> [Excerpt]:
***
Wednesday 13 December 2023

National Ice Cream Day

National Ice Cream Day.

The very act of licking your ice cream always transports us back to those early days of childhood when you were always allowed to play out in the fading light of a summer evening and life must have been idyllic but always was anyway in later life for ever. Ice cream always had the capacity to make us feel good about ourselves since it represents some zenith of our early youth. It couldn't get any better because it just seemed that way. Life is indeed sweet.

You remember your first introduction to ice-cream. You were busy scurrying around the back roads of your home almost over enthusiastically because this felt like the perfect liberation after a strenuous and stressful year in school being steeped in academia. Finally mum, who so dotingly cared for you and monitored your welfare from either the comfort of her kitchen or the back garden, looked out of the living room window just to ensure that all was well. Your lime green bike would be dropped onto the pavement like some playful distraction and mum would rush out of the home. 

There were the echoes of laughing, happy go lucky four or five year olds, gleefully abandoning themselves to the joys of school summer holidays rather like chastened kids who had suddenly been told that they could now come out of their bedroom after refusing to tidy up their clothes. Childhood and ice-cream were somehow synonymous with each other rather like bread and butter, inseparable, together for life, permanent reminders of who we were when ice-cream was somehow good for you, the healthiest of all tea time treats and something to be celebrated.

But today folks it's National Ice-Cream Day. Oh wow! You're salivating for an ice cream even though this is the wrong time of the year to be even contemplating this perennial pleasure. You wish you could eat ice-cream for breakfast, lunch or tea, maybe a satisfying snack between tea breaks at work, school or wherever you happen to be when somebody mentions that sweetest of delicacies. It should be compulsory at every meal, something we could devour with  unashamed relish. It's the perfect dessert, nirvana in a cone, oozing with piquant flavours and textures and so simple to eat.
***
> [Material supplied]:
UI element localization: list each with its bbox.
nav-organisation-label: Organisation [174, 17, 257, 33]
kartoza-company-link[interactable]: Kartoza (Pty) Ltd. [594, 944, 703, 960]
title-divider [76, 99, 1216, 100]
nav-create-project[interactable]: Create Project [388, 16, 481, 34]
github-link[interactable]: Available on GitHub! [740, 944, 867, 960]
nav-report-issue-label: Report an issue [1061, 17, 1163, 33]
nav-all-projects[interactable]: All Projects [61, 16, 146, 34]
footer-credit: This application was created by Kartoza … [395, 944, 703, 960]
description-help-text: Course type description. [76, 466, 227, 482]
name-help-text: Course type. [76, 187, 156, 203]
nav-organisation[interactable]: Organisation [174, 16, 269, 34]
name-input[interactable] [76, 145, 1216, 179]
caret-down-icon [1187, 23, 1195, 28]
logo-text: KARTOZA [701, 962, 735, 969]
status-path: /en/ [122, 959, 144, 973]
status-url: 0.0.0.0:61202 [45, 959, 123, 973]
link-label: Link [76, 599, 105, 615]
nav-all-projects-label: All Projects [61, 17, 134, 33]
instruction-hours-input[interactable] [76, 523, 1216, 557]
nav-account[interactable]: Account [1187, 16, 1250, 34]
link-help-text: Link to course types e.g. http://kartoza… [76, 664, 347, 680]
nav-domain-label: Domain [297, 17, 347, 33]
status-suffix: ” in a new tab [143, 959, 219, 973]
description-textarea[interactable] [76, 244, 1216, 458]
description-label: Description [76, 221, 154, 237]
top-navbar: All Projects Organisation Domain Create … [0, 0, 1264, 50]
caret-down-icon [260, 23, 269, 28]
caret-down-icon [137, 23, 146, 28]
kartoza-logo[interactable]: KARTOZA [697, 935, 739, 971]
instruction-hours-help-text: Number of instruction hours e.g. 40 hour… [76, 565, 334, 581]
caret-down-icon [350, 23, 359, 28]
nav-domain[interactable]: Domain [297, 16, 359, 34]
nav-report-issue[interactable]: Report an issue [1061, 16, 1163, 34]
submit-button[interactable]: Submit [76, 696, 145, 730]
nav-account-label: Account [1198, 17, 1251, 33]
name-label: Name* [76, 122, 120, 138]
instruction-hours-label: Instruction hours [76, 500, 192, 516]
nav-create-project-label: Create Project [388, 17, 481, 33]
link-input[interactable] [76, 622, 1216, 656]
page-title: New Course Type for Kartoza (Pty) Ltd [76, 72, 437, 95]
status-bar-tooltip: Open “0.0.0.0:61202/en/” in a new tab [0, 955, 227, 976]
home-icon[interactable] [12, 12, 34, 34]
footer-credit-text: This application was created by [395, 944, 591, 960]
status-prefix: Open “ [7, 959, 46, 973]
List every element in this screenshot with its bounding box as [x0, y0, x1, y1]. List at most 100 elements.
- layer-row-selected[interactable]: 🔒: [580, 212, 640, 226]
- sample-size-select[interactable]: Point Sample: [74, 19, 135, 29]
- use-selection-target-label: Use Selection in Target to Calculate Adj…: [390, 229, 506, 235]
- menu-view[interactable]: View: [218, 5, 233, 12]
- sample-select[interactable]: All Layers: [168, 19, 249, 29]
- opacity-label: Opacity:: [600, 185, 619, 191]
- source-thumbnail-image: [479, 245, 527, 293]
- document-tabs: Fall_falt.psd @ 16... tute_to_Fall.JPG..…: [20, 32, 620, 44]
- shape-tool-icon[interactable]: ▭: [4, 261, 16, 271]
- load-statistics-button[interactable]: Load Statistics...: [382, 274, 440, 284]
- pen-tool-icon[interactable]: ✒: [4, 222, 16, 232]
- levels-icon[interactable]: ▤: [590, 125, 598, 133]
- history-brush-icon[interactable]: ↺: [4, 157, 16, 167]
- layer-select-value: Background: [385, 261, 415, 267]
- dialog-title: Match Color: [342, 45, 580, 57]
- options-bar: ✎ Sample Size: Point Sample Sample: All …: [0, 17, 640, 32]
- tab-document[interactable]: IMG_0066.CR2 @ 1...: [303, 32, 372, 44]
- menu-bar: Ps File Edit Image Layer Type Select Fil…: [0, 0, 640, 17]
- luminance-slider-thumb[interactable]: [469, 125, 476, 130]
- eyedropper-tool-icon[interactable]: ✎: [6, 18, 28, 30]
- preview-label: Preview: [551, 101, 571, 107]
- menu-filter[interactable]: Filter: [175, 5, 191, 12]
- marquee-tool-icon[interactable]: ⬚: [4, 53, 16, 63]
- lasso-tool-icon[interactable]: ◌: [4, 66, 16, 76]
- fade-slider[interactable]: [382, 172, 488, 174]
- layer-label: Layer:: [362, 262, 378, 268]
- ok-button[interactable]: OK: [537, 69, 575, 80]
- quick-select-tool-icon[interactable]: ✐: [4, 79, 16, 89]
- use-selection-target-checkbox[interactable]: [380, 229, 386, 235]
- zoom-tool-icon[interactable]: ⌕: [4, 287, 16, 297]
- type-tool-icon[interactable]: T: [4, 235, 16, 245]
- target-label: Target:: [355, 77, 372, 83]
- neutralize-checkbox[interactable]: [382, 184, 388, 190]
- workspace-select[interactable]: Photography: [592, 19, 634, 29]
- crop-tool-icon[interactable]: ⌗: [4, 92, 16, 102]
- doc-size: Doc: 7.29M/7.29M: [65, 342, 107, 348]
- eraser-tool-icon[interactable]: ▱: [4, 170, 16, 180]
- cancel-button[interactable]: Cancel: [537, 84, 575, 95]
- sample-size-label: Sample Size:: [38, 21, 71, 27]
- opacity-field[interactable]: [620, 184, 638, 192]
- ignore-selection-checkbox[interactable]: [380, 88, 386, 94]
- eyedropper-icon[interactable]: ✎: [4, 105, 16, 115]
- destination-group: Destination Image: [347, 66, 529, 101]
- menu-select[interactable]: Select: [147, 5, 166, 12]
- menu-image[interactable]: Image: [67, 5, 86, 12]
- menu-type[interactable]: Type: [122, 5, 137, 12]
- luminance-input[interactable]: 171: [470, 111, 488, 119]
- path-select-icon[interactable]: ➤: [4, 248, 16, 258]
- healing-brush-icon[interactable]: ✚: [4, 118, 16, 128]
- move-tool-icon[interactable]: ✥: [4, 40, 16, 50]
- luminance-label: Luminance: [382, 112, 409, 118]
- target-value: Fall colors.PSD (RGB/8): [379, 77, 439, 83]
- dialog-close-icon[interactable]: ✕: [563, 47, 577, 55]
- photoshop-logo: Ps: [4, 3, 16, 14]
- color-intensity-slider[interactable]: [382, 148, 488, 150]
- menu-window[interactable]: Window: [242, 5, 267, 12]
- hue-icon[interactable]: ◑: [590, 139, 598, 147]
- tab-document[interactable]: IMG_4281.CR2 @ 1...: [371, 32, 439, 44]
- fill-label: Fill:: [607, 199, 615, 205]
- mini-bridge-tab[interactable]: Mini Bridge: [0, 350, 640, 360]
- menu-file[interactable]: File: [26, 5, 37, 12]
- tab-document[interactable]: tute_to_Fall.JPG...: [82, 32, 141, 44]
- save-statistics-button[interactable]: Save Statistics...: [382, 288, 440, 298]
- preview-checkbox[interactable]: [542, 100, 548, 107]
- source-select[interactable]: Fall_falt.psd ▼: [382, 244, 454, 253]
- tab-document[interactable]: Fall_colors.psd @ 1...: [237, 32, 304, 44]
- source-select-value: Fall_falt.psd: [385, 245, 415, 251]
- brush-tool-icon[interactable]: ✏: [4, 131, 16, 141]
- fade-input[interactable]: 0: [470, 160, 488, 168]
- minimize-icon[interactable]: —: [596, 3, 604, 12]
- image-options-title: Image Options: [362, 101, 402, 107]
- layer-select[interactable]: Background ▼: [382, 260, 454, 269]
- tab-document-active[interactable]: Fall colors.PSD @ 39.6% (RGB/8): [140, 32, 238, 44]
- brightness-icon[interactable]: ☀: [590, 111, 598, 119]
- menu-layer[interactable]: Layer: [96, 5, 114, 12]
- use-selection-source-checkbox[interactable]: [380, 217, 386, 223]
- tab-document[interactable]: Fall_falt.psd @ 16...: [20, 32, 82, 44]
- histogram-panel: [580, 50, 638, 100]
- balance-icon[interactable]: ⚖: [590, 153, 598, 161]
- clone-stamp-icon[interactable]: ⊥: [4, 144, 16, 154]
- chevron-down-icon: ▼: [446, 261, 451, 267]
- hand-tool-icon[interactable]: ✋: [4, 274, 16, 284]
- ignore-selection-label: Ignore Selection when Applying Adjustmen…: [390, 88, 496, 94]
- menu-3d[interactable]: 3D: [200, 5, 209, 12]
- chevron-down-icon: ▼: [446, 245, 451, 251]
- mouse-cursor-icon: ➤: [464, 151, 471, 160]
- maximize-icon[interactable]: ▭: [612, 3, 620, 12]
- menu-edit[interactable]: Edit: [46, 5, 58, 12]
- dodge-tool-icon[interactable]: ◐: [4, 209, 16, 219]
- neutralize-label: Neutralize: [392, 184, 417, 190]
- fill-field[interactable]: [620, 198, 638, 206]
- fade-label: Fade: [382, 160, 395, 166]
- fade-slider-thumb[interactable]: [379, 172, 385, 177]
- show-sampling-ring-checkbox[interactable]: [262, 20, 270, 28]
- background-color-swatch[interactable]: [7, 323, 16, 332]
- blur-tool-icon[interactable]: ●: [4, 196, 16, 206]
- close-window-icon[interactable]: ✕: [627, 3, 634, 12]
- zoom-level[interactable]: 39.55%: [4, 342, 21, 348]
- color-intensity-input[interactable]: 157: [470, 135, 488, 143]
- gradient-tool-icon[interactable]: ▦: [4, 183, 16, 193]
***
> [What you have to do]: Copy the passage of the ice cream post from "There were the" to "to be celebrated.". Work from the ice cream post alone.

> [Task solution]:
There were the echoes of laughing, happy go lucky four or five year olds, gleefully abandoning themselves to the joys of school summer holidays rather like chastened kids who had suddenly been told that they could now come out of their bedroom after refusing to tidy up their clothes. Childhood and ice-cream were somehow synonymous with each other rather like bread and butter, inseparable, together for life, permanent reminders of who we were when ice-cream was somehow good for you, the healthiest of all tea time treats and something to be celebrated.